PROBLEM REQUIREMENTS ▸ Please report every line from the material that contains the word "output".

SUPPLIED INFORMATION ▸

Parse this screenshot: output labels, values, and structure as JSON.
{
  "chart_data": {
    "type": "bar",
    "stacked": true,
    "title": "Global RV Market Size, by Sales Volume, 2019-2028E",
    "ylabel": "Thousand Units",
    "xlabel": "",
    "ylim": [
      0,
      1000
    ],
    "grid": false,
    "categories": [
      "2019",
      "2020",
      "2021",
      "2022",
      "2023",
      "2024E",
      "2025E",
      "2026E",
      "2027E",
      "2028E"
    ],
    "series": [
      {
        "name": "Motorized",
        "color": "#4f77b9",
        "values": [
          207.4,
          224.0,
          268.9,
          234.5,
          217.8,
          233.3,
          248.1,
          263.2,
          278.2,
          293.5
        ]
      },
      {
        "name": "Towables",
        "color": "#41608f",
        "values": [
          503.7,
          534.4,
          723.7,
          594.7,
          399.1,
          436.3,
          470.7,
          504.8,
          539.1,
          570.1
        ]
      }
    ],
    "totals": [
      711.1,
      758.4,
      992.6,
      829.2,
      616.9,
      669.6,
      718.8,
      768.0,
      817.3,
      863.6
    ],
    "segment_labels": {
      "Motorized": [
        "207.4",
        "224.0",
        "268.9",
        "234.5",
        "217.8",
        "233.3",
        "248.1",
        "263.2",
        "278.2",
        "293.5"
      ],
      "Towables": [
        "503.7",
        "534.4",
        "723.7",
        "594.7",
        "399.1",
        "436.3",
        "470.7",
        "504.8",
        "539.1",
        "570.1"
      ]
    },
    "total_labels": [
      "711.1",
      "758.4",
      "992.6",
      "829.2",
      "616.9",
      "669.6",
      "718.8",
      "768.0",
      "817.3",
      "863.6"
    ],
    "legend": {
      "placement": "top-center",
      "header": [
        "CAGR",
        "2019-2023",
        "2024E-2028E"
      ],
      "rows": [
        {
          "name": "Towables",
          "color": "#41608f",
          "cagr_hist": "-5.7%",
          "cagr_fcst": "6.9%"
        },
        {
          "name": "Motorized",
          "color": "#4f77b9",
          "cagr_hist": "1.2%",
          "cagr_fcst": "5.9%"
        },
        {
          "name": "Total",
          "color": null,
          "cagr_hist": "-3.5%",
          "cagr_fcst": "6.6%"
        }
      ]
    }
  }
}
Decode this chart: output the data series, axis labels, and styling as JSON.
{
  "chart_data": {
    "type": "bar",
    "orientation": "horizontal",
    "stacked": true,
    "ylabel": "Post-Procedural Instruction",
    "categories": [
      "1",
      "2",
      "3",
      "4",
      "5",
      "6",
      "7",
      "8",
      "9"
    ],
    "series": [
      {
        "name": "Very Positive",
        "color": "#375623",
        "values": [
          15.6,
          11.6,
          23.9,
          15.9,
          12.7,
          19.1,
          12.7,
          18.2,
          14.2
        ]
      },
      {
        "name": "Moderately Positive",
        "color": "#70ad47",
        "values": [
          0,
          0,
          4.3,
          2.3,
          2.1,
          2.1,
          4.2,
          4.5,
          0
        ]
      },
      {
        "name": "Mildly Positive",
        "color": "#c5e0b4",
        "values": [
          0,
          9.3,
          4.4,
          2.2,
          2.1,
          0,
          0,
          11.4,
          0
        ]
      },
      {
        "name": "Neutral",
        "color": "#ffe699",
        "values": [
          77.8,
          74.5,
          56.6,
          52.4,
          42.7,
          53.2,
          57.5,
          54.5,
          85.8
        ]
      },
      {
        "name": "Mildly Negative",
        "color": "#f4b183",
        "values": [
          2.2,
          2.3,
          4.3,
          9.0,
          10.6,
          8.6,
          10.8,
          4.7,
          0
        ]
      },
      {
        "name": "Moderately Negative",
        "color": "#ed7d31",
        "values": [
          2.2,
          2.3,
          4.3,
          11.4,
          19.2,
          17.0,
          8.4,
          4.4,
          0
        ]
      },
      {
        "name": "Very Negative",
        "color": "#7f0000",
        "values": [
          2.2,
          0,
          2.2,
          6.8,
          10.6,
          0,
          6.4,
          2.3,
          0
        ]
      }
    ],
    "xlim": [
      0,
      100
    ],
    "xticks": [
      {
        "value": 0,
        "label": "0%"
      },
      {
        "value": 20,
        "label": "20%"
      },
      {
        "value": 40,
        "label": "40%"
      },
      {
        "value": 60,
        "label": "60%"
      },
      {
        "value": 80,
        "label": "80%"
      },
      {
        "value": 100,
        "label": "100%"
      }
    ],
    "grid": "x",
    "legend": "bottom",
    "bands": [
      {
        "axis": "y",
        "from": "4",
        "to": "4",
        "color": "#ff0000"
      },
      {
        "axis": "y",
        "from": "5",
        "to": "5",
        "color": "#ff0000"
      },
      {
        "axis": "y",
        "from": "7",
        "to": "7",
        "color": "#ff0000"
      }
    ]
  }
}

THE COMPLETED TASK ▸
Parse this screenshot: output labels, values, and structure as JSON.
Decode this chart: output the data series, axis labels, and styling as JSON.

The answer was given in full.